WRITTEN PROBLEM: Out of the lines below, please list those that hold the string "xlabel".

━━━━━━━━━━━━━━━━━━━━

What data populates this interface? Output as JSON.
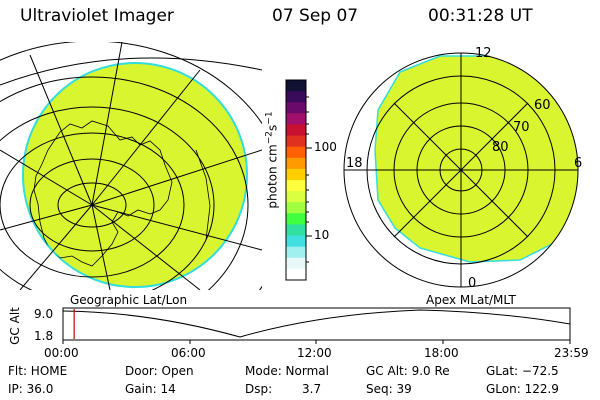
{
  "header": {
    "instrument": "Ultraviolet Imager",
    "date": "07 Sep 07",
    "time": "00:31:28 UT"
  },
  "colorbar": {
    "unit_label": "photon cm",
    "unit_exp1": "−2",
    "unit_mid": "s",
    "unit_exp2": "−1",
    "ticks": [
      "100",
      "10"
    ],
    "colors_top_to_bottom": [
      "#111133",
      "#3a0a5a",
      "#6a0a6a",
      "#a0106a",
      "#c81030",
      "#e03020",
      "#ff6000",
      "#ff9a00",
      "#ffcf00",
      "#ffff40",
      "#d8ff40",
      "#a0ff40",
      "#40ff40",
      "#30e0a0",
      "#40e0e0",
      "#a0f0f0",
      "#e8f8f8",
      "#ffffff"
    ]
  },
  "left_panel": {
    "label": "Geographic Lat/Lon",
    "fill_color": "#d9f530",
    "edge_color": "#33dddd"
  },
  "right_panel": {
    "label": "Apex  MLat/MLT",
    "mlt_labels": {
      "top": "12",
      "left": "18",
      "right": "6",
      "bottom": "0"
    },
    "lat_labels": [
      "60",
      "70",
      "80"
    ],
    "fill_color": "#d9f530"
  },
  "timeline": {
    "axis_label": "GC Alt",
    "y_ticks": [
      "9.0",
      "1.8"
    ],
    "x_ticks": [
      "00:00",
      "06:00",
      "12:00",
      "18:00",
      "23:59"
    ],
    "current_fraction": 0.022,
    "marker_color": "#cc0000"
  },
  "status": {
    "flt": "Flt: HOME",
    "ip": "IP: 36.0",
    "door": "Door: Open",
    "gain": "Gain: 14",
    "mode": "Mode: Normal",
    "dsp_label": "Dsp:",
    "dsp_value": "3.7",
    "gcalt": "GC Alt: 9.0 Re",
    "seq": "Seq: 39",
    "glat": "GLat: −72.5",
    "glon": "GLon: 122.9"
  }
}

━━━━━━━━━━━━━━━━━━━━

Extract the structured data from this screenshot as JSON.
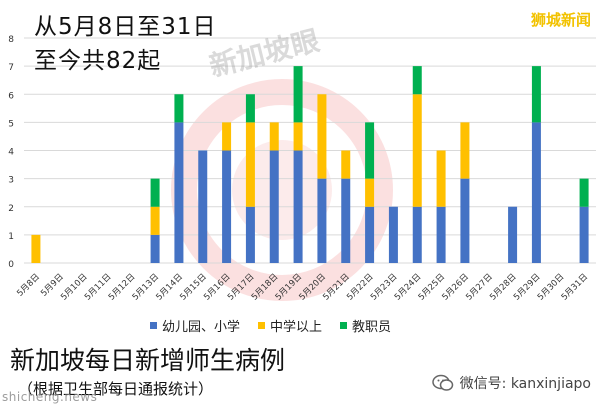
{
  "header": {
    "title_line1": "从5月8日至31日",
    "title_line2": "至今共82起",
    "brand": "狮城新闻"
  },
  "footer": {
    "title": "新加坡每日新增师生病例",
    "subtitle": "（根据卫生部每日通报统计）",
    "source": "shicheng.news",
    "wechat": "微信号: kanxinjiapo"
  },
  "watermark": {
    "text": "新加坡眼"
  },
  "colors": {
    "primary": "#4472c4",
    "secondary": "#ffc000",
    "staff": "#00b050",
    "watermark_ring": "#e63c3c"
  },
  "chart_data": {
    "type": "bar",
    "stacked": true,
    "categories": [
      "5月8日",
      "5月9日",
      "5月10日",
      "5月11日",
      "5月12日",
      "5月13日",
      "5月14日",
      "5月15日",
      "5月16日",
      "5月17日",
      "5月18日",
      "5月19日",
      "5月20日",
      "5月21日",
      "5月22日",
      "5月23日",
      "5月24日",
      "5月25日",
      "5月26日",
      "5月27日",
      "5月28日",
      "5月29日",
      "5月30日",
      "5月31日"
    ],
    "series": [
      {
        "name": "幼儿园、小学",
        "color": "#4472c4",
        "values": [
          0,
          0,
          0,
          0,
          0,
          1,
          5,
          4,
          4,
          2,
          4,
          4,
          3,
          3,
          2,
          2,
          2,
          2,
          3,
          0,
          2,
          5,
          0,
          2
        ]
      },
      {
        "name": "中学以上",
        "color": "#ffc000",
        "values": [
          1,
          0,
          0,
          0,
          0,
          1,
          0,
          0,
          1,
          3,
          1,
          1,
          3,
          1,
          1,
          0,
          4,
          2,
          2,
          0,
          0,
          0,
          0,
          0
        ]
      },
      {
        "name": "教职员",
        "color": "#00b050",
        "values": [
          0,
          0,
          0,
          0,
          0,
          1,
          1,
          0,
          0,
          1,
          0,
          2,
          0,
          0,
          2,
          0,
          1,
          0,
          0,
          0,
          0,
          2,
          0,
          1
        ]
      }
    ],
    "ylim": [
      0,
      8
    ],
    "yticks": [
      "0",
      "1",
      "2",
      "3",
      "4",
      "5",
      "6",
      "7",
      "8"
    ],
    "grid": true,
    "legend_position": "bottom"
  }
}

━━━━━━━━━━━━━━━━━━━━

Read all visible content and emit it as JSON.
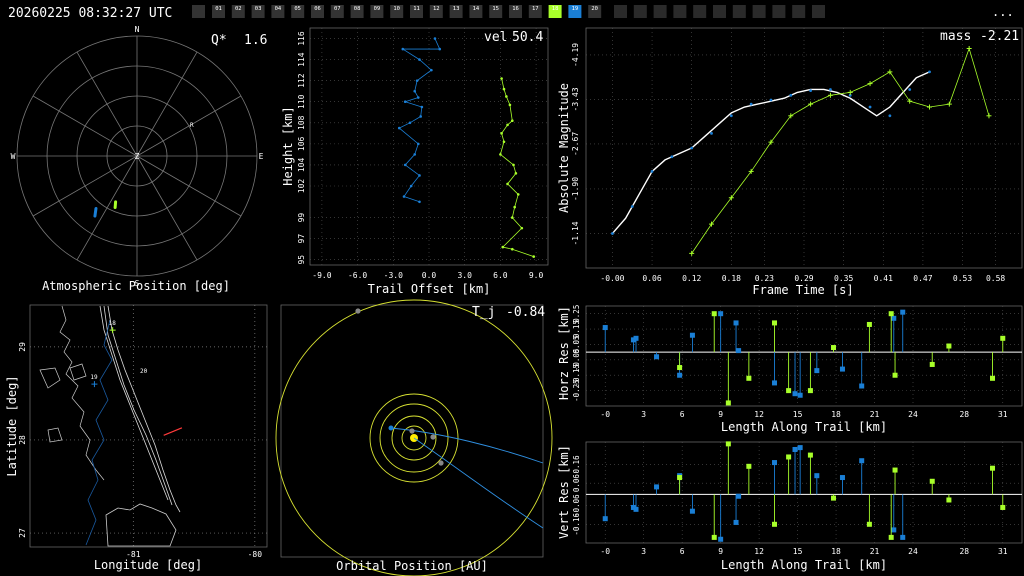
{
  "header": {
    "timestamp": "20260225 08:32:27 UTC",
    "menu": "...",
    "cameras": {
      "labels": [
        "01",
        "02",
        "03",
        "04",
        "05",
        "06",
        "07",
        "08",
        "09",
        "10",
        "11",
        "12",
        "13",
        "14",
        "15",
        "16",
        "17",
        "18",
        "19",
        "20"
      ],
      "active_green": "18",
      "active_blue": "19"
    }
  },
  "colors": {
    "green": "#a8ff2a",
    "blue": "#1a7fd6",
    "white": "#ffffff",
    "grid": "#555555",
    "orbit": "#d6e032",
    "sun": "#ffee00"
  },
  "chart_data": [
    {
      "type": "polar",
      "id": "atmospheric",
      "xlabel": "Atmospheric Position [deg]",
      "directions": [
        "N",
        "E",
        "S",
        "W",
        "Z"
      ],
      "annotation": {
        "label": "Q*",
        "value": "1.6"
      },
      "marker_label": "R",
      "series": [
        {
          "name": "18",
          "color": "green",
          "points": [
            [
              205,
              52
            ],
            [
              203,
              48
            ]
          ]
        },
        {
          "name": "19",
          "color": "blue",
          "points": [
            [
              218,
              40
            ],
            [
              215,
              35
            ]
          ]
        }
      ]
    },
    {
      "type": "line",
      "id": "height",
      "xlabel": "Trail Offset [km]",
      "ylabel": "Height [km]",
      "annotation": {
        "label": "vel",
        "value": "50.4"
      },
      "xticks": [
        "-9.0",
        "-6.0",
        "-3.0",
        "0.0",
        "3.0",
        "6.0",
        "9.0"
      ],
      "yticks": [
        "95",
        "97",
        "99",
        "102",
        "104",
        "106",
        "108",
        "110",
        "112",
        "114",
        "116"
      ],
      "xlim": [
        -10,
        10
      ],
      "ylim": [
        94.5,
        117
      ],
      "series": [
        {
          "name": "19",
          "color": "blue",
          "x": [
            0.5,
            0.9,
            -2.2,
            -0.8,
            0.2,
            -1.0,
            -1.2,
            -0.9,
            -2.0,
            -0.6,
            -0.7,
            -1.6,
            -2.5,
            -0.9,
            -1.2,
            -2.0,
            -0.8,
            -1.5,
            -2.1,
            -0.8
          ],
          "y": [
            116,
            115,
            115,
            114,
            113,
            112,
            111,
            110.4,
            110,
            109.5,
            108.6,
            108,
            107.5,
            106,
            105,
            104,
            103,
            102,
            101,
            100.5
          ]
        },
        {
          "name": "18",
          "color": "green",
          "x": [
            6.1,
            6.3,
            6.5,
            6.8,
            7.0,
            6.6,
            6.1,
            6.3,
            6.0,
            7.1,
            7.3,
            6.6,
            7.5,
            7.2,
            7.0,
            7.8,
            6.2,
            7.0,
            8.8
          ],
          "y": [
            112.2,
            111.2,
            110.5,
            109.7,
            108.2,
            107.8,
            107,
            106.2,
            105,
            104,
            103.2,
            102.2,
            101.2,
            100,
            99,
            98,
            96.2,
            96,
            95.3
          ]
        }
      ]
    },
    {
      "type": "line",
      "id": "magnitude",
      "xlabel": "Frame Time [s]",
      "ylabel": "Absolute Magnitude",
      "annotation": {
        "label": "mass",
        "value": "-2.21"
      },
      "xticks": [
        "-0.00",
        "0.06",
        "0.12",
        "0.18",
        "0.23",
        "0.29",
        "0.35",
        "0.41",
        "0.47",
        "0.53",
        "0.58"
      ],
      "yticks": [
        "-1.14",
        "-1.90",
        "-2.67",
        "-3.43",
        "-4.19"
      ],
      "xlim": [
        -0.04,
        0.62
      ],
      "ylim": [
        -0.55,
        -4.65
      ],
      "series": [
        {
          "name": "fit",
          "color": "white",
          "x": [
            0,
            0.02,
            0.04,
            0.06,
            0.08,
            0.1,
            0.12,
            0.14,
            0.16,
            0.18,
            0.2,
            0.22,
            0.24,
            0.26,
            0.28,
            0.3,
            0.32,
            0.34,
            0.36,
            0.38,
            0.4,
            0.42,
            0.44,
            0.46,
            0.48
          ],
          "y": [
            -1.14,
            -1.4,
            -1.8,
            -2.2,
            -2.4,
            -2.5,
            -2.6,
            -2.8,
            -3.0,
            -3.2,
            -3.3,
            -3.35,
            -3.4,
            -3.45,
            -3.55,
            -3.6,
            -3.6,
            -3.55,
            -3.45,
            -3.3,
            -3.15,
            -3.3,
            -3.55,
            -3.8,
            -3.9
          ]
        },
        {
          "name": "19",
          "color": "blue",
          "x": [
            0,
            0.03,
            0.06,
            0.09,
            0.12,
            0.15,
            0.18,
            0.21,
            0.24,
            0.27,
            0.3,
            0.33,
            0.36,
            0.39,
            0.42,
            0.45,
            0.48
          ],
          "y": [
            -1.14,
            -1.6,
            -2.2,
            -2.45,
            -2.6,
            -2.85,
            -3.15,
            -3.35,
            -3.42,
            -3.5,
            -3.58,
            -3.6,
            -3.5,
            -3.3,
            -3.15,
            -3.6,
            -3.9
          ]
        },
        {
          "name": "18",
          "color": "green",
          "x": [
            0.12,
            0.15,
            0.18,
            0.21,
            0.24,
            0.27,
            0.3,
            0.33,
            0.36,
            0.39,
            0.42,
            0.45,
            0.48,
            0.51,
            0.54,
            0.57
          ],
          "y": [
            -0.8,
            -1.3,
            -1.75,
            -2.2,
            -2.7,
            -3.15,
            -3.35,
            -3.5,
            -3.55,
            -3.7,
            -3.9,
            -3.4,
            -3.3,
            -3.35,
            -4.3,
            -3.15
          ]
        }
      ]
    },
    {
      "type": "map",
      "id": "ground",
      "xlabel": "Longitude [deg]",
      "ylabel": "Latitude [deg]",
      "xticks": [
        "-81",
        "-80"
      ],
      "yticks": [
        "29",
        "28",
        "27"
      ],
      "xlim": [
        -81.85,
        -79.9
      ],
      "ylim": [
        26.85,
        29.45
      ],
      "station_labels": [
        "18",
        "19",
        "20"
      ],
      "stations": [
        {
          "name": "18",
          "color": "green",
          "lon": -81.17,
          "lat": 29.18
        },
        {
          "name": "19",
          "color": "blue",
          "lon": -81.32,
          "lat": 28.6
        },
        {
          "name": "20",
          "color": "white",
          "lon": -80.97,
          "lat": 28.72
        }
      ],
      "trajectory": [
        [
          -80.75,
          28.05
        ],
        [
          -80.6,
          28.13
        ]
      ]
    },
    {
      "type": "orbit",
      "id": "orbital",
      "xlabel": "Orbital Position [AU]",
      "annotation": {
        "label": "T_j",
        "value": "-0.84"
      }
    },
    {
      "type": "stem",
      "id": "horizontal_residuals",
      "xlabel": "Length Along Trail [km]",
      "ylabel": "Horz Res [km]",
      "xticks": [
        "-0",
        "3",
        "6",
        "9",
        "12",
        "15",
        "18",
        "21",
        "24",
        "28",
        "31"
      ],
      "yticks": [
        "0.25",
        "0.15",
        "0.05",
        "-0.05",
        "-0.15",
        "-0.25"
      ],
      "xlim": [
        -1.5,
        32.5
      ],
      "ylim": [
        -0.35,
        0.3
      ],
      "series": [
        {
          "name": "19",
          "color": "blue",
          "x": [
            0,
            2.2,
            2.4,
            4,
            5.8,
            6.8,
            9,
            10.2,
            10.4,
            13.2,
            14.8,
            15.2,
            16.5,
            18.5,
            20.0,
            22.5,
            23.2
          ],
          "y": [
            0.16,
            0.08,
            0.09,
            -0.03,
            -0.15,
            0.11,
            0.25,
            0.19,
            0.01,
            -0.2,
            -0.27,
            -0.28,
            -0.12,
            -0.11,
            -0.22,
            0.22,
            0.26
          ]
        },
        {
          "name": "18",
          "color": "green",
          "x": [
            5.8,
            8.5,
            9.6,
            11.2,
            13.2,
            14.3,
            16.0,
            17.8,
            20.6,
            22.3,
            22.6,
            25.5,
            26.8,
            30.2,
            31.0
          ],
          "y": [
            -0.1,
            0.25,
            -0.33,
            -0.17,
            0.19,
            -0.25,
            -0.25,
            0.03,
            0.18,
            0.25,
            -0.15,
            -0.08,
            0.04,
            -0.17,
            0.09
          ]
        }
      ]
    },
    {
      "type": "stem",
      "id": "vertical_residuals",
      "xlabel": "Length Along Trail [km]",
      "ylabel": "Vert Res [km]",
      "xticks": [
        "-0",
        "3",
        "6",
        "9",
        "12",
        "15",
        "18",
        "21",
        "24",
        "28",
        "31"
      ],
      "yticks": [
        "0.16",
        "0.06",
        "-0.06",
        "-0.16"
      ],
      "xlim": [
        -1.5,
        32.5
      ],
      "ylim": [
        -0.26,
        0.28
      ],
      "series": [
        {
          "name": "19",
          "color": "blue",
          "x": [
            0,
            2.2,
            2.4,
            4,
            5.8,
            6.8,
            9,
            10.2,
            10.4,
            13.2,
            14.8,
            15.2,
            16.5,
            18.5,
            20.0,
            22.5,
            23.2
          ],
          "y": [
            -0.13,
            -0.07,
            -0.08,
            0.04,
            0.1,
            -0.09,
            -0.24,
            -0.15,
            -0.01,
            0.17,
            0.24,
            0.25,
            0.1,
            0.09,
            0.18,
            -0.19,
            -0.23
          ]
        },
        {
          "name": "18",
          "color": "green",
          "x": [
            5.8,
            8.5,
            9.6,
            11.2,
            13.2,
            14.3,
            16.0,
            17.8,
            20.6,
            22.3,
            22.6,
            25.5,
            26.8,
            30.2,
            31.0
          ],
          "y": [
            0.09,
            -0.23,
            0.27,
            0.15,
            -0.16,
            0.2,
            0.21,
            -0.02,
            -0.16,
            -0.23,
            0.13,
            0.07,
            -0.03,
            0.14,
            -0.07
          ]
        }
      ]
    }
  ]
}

━━━━━━━━━━━━━━━━━━━━

WRITTEN REPLY:
      "xlabel": "Atmospheric Position [deg]",
      "xlabel": "Trail Offset [km]",
      "xlabel": "Frame Time [s]",
      "xlabel": "Longitude [deg]",
      "xlabel": "Orbital Position [AU]",
      "xlabel": "Length Along Trail [km]",
      "xlabel": "Length Along Trail [km]",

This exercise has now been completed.